WRITTEN REQUEST:
Word for word, print each line of the listing below; pictures stay out.

---------- DATA LINES

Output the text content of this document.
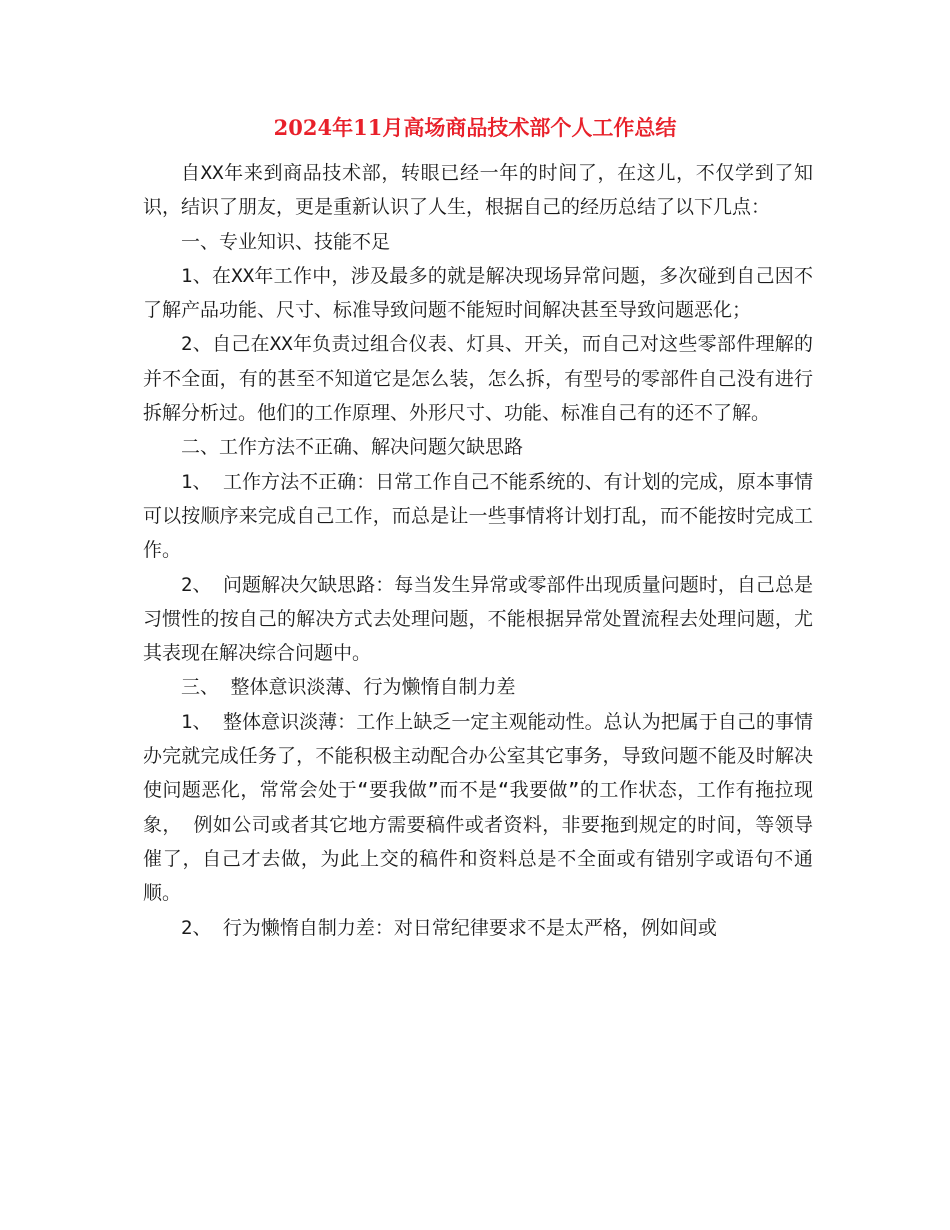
2024年11月高场商品技术部个人工作总结

自XX年来到商品技术部，转眼已经一年的时间了，在这儿，不仅学到了知识，结识了朋友，更是重新认识了人生，根据自己的经历总结了以下几点：

一、专业知识、技能不足

1、在XX年工作中，涉及最多的就是解决现场异常问题，多次碰到自己因不了解产品功能、尺寸、标准导致问题不能短时间解决甚至导致问题恶化；

2、自己在XX年负责过组合仪表、灯具、开关，而自己对这些零部件理解的并不全面，有的甚至不知道它是怎么装，怎么拆，有型号的零部件自己没有进行拆解分析过。他们的工作原理、外形尺寸、功能、标准自己有的还不了解。

二、工作方法不正确、解决问题欠缺思路

1、 工作方法不正确：日常工作自己不能系统的、有计划的完成，原本事情可以按顺序来完成自己工作，而总是让一些事情将计划打乱，而不能按时完成工作。

2、 问题解决欠缺思路：每当发生异常或零部件出现质量问题时，自己总是习惯性的按自己的解决方式去处理问题，不能根据异常处置流程去处理问题，尤其表现在解决综合问题中。

三、 整体意识淡薄、行为懒惰自制力差

1、 整体意识淡薄：工作上缺乏一定主观能动性。总认为把属于自己的事情办完就完成任务了，不能积极主动配合办公室其它事务，导致问题不能及时解决使问题恶化，常常会处于“要我做”而不是“我要做”的工作状态，工作有拖拉现象， 例如公司或者其它地方需要稿件或者资料，非要拖到规定的时间，等领导催了，自己才去做，为此上交的稿件和资料总是不全面或有错别字或语句不通顺。

2、 行为懒惰自制力差：对日常纪律要求不是太严格，例如间或
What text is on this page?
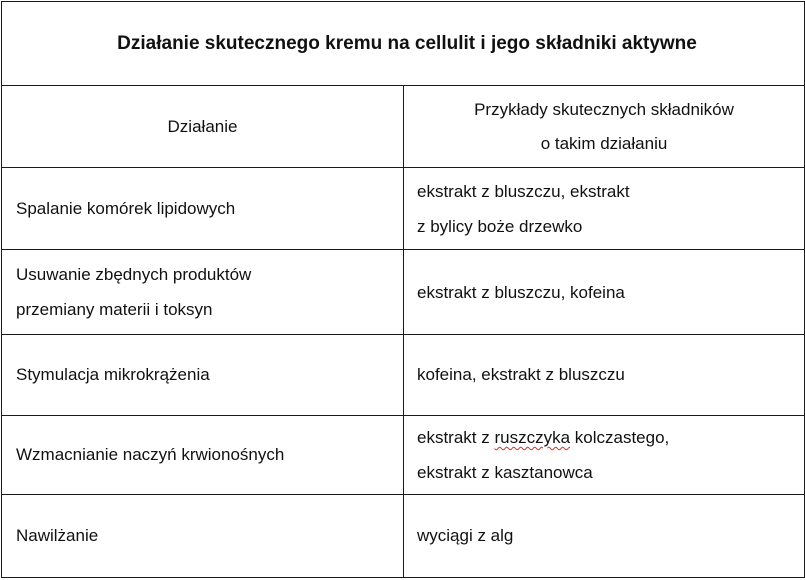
Działanie skutecznego kremu na cellulit i jego składniki aktywne	
Działanie	Przykłady skutecznych składników
o takim działaniu

Spalanie komórek lipidowych	ekstrakt z bluszczu, ekstrakt
z bylicy boże drzewko

Usuwanie zbędnych produktów
przemiany materii i toksyn	ekstrakt z bluszczu, kofeina

Stymulacja mikrokrążenia	kofeina, ekstrakt z bluszczu

Wzmacnianie naczyń krwionośnych	ekstrakt z ruszczyka kolczastego,
ekstrakt z kasztanowca

Nawilżanie	wyciągi z alg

--------------------

EXERCISE RESULT:
Output the text content of this document.
2024年11月高场商品技术部个人工作总结

自XX年来到商品技术部，转眼已经一年的时间了，在这儿，不仅学到了知识，结识了朋友，更是重新认识了人生，根据自己的经历总结了以下几点：

一、专业知识、技能不足

1、在XX年工作中，涉及最多的就是解决现场异常问题，多次碰到自己因不了解产品功能、尺寸、标准导致问题不能短时间解决甚至导致问题恶化；

2、自己在XX年负责过组合仪表、灯具、开关，而自己对这些零部件理解的并不全面，有的甚至不知道它是怎么装，怎么拆，有型号的零部件自己没有进行拆解分析过。他们的工作原理、外形尺寸、功能、标准自己有的还不了解。

二、工作方法不正确、解决问题欠缺思路

1、 工作方法不正确：日常工作自己不能系统的、有计划的完成，原本事情可以按顺序来完成自己工作，而总是让一些事情将计划打乱，而不能按时完成工作。

2、 问题解决欠缺思路：每当发生异常或零部件出现质量问题时，自己总是习惯性的按自己的解决方式去处理问题，不能根据异常处置流程去处理问题，尤其表现在解决综合问题中。

三、 整体意识淡薄、行为懒惰自制力差

1、 整体意识淡薄：工作上缺乏一定主观能动性。总认为把属于自己的事情办完就完成任务了，不能积极主动配合办公室其它事务，导致问题不能及时解决使问题恶化，常常会处于“要我做”而不是“我要做”的工作状态，工作有拖拉现象， 例如公司或者其它地方需要稿件或者资料，非要拖到规定的时间，等领导催了，自己才去做，为此上交的稿件和资料总是不全面或有错别字或语句不通顺。

2、 行为懒惰自制力差：对日常纪律要求不是太严格，例如间或
What text is on this page?
Działanie skutecznego kremu na cellulit i jego składniki aktywne	
Działanie	Przykłady skutecznych składników
o takim działaniu

Spalanie komórek lipidowych	ekstrakt z bluszczu, ekstrakt
z bylicy boże drzewko

Usuwanie zbędnych produktów
przemiany materii i toksyn	ekstrakt z bluszczu, kofeina

Stymulacja mikrokrążenia	kofeina, ekstrakt z bluszczu

Wzmacnianie naczyń krwionośnych	ekstrakt z ruszczyka kolczastego,
ekstrakt z kasztanowca

Nawilżanie	wyciągi z alg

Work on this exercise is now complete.